Dataset items –
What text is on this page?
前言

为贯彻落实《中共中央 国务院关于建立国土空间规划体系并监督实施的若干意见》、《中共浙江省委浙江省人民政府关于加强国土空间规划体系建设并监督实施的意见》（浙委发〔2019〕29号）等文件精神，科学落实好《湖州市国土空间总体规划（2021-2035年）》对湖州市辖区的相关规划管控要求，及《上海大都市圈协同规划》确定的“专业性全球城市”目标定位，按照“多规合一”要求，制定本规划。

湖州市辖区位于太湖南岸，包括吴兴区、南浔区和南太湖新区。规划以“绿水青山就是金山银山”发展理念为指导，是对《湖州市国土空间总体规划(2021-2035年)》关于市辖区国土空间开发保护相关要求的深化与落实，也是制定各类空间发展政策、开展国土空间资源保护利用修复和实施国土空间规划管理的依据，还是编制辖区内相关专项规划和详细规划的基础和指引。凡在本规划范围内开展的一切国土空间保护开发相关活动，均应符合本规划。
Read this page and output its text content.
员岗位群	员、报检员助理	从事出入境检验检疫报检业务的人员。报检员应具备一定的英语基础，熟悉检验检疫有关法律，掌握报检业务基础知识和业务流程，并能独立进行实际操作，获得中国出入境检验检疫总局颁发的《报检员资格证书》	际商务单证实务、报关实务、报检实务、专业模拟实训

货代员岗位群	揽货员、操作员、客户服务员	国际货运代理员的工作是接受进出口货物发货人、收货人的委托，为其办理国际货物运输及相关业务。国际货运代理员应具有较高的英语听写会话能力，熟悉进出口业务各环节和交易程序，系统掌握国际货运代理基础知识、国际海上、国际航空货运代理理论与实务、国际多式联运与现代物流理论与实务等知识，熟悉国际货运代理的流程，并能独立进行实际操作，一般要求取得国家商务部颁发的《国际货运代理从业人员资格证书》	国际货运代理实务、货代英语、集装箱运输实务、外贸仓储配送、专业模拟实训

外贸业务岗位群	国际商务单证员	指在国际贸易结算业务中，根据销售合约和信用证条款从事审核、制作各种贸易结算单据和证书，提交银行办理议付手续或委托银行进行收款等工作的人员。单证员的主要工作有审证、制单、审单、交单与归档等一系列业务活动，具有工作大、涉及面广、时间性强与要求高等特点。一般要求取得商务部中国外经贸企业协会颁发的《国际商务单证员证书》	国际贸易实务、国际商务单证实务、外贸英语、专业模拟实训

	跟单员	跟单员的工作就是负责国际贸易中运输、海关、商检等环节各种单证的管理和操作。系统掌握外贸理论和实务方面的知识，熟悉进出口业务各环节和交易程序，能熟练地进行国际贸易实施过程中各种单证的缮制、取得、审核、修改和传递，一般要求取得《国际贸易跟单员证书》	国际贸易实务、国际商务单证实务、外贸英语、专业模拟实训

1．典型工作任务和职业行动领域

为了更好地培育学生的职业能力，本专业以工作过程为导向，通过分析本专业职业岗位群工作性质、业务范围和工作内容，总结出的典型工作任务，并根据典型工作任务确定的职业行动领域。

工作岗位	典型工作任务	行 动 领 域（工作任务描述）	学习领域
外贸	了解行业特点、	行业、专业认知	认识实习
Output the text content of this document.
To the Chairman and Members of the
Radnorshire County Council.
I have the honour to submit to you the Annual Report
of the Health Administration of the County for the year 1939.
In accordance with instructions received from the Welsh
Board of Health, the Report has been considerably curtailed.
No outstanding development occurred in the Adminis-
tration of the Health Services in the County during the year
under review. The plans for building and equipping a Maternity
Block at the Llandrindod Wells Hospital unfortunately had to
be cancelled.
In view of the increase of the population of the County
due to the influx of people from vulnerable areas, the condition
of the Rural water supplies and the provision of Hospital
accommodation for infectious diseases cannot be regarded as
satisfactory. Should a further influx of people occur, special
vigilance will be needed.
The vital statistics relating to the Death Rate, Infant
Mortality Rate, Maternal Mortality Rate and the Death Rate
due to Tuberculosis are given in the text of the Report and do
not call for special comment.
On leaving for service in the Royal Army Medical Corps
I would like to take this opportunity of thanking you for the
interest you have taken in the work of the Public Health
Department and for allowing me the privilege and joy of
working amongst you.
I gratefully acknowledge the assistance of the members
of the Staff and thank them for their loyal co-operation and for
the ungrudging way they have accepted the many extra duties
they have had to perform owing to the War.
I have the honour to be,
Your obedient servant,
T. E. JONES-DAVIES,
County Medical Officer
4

WORK TO DO – Scan the records above for the string "Death", then report every line that contains it.

SOLUTION –
The vital statistics relating to the Death Rate, Infant
Mortality Rate, Maternal Mortality Rate and the Death Rate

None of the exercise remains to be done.